- Task requirements -
Scan each line of the records for the word "volume" and extract the ones that have it.

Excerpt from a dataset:

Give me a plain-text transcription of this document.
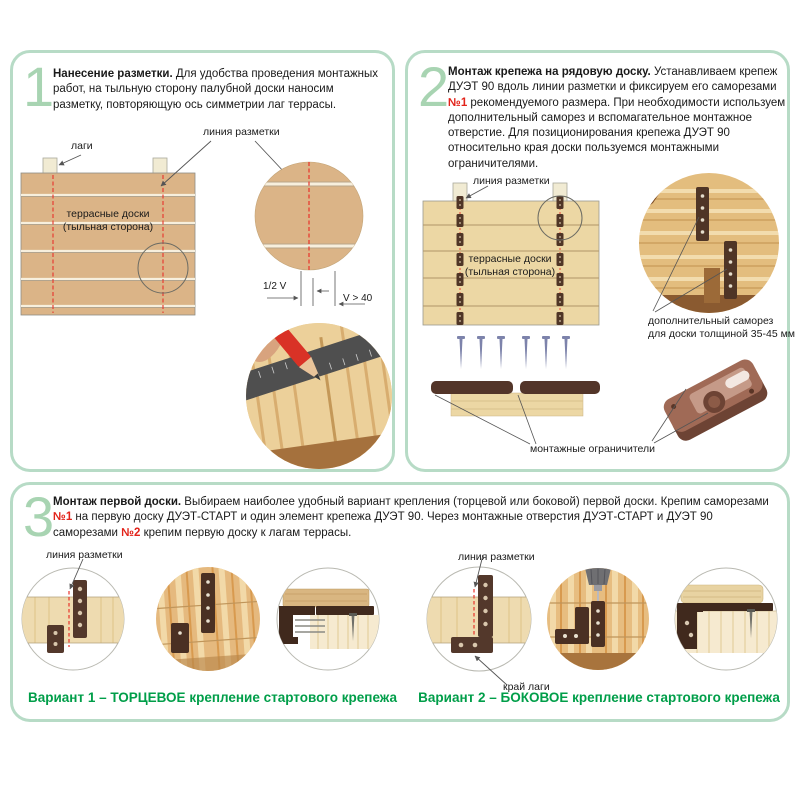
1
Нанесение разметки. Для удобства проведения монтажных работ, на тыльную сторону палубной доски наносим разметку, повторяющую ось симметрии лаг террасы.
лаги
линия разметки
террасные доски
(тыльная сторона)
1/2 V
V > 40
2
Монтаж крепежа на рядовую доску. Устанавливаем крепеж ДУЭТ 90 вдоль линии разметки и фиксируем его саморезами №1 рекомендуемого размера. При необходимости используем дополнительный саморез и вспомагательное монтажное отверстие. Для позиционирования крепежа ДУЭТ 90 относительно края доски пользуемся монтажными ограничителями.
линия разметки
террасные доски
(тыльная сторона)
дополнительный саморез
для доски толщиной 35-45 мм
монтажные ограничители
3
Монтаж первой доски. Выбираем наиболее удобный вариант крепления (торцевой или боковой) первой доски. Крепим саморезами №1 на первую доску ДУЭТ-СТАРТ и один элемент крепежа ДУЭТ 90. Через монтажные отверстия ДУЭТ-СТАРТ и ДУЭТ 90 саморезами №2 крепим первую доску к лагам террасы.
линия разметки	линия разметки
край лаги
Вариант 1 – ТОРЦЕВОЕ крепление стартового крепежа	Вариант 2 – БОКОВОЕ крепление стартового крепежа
...
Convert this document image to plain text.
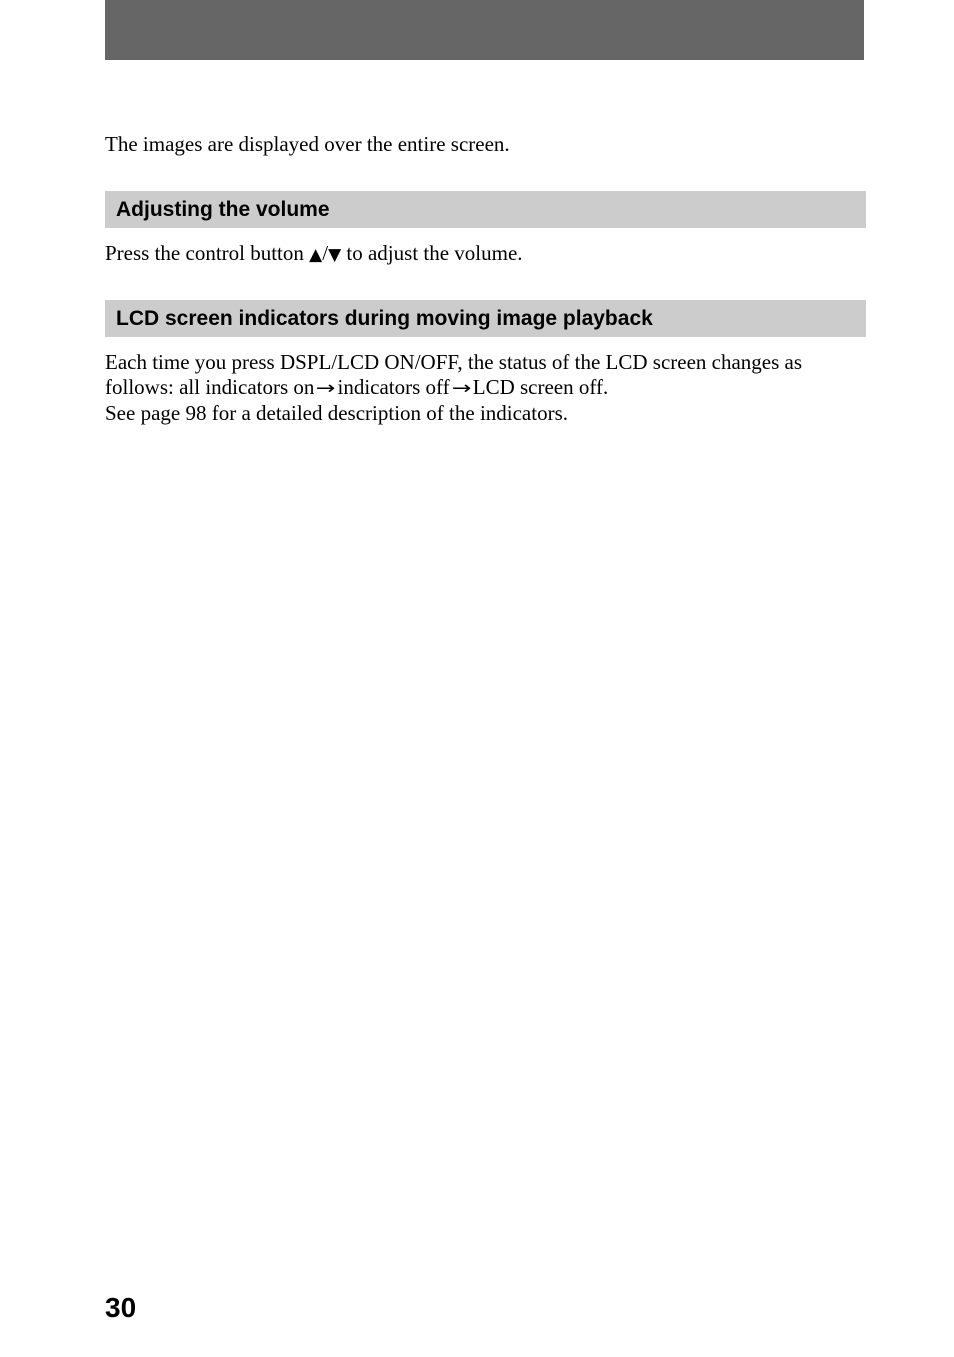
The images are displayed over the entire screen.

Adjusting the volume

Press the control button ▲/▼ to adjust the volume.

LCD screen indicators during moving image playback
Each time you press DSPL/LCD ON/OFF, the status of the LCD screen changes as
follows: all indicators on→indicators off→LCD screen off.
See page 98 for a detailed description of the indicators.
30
==
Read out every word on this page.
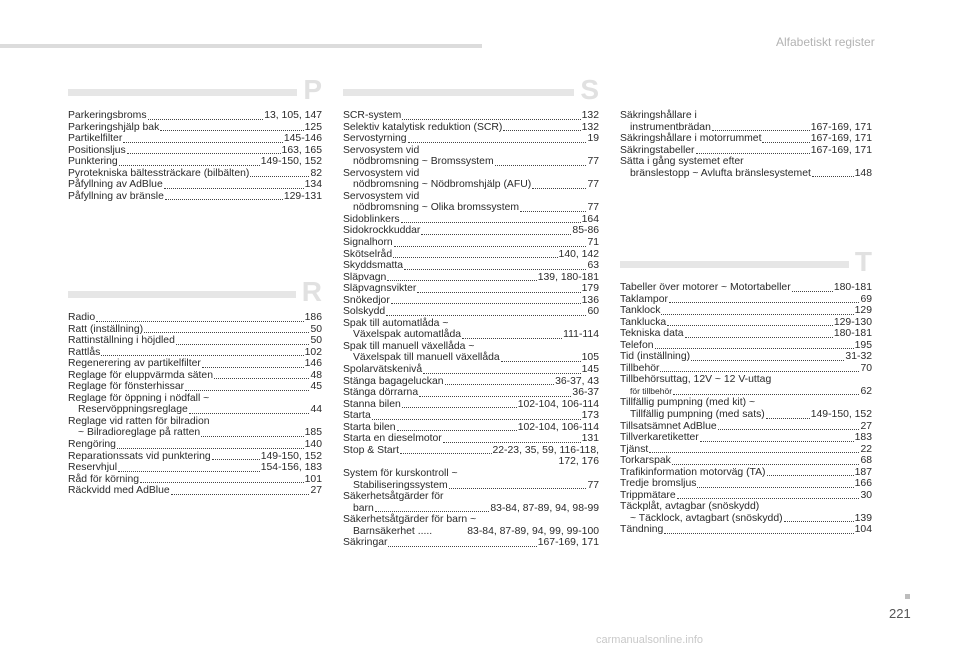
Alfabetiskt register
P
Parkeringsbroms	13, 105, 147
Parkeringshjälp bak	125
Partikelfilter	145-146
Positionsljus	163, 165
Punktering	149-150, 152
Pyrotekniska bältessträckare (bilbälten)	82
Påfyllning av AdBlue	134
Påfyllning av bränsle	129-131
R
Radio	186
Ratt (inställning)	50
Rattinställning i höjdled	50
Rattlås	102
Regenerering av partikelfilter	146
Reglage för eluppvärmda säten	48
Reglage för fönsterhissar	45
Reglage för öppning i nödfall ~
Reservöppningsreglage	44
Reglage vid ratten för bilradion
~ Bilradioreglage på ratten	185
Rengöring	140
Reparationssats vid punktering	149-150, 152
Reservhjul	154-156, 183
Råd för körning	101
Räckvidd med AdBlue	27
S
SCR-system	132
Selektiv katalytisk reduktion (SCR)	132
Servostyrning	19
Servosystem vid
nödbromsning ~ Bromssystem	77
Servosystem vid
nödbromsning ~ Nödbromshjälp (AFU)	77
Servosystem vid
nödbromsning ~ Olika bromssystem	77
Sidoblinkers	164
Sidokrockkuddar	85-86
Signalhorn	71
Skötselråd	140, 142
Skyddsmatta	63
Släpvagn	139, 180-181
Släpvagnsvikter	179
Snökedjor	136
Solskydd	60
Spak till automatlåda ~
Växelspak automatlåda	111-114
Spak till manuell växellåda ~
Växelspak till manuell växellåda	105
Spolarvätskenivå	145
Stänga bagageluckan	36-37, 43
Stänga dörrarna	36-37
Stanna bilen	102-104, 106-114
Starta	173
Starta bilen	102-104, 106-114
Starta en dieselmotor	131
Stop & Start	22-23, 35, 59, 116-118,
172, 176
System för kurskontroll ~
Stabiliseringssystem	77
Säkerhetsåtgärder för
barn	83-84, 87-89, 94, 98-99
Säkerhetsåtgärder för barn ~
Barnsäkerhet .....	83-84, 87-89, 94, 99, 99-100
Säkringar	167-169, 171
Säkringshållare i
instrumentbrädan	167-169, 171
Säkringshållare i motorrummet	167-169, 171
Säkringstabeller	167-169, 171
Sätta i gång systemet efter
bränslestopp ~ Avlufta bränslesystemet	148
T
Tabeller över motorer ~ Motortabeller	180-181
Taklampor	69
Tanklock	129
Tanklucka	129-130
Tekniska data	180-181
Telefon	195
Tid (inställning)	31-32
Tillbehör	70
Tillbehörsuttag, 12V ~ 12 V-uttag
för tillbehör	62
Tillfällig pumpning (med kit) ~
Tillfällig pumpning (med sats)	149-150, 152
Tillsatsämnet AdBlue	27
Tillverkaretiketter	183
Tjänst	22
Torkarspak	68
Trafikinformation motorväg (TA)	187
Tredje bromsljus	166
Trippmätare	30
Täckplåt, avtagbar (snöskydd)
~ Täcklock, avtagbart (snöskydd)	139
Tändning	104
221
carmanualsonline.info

- The result -
Adjusting the volume
Press the control button ▲/▼ to adjust the volume.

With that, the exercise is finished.